» **RECORDED DATA**
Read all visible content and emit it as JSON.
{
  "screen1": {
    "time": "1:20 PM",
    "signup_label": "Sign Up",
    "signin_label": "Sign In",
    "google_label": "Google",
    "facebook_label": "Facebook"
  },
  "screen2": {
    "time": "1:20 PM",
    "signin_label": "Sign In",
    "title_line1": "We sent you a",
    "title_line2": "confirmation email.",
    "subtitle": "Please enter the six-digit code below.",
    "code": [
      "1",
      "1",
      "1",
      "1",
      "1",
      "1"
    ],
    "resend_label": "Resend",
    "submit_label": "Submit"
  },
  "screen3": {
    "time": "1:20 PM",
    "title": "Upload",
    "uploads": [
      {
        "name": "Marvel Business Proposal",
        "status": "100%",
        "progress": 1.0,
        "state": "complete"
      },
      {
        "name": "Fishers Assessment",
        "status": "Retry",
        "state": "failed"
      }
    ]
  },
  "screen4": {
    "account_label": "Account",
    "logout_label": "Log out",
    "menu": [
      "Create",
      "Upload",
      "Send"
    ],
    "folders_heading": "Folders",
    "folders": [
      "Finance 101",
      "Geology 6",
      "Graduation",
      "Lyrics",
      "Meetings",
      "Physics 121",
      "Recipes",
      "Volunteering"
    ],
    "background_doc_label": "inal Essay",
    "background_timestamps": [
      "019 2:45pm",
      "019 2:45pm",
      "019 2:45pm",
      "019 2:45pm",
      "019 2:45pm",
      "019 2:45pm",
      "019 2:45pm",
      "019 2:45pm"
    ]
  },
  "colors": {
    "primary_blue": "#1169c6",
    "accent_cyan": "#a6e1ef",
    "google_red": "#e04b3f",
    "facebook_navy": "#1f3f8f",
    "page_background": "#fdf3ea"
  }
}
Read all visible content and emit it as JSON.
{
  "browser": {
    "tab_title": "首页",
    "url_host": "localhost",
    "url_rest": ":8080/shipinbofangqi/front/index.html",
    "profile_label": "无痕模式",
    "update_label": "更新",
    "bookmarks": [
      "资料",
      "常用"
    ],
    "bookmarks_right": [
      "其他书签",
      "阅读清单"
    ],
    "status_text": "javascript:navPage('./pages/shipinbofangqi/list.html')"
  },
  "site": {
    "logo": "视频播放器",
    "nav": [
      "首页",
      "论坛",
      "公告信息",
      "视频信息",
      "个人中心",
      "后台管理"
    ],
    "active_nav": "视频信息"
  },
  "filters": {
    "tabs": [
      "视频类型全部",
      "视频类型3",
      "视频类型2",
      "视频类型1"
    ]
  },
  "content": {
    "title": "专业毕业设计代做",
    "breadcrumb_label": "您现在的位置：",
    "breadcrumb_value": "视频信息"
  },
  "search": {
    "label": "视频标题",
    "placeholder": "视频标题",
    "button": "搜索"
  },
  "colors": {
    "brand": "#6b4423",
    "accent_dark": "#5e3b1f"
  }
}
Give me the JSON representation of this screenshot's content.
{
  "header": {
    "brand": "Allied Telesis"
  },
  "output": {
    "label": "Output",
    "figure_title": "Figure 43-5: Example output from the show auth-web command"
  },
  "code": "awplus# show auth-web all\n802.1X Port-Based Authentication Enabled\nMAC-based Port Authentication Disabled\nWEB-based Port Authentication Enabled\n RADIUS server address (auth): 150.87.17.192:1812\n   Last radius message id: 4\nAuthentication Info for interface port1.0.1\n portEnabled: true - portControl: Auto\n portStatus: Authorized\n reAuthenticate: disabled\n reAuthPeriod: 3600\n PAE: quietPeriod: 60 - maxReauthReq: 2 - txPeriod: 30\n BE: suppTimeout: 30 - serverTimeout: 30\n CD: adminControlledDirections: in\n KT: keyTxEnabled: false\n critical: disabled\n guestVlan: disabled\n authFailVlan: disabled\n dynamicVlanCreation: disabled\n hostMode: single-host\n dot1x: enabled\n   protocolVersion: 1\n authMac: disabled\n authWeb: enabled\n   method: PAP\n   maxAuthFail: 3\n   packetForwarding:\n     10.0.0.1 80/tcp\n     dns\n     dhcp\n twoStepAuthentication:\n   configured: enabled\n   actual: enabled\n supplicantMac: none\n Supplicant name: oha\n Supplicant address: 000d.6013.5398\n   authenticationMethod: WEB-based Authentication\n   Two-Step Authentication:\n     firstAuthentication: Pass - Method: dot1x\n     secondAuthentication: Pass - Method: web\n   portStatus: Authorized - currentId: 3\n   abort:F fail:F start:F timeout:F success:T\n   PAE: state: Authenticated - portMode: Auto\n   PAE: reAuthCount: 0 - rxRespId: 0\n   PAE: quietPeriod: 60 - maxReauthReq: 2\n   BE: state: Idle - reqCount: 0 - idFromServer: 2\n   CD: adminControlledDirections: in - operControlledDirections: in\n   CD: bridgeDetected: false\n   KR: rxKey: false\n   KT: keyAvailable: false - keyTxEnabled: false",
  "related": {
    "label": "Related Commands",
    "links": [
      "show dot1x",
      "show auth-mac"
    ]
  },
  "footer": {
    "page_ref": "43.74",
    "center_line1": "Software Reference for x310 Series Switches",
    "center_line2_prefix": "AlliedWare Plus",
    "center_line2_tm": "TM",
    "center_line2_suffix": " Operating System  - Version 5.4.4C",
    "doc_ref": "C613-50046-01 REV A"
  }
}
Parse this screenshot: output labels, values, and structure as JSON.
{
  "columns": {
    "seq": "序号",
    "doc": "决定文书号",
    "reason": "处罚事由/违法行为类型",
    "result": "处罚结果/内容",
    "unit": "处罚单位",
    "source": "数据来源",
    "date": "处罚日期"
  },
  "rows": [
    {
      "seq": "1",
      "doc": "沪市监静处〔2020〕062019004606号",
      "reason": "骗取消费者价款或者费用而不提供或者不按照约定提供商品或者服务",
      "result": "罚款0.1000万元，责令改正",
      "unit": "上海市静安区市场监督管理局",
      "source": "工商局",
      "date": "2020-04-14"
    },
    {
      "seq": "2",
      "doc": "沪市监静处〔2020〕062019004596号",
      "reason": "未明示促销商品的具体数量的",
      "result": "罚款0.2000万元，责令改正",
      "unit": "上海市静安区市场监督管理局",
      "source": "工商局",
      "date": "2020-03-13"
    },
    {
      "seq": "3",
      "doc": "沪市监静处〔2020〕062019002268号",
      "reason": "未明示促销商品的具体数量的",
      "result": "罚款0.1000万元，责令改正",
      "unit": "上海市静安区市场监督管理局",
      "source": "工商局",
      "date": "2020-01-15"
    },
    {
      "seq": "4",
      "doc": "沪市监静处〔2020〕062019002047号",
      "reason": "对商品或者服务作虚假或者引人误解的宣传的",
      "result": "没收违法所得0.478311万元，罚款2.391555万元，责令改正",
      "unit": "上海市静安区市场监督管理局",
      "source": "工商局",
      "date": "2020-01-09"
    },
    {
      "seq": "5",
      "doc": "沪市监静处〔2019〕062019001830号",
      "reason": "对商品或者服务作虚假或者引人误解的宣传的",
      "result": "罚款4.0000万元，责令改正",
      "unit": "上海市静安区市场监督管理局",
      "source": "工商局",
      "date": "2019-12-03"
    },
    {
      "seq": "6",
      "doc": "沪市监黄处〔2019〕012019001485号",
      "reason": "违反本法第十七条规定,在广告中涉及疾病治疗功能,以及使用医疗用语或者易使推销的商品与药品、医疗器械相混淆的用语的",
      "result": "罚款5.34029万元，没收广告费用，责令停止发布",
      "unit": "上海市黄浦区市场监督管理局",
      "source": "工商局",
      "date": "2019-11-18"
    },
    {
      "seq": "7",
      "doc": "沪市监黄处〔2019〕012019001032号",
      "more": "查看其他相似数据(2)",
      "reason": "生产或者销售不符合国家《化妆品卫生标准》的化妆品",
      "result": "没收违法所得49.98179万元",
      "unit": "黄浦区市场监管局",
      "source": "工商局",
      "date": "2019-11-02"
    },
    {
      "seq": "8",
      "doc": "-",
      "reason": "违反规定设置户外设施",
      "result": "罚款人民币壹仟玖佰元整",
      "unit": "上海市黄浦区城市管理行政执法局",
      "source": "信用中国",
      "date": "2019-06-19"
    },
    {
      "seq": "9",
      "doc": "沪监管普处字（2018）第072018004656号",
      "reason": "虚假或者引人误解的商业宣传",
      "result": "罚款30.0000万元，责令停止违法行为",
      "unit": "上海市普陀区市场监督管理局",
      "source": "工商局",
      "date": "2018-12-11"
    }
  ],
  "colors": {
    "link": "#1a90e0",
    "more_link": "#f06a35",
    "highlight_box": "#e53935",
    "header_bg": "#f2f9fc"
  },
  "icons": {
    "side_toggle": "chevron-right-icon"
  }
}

» **WHAT YOU HAVE TO DO**
Find the word "视频信息" in the material, then list each line that holds it.

» **ANSWER TO THE PROBLEM**
      "视频信息",
    "active_nav": "视频信息"
    "breadcrumb_value": "视频信息"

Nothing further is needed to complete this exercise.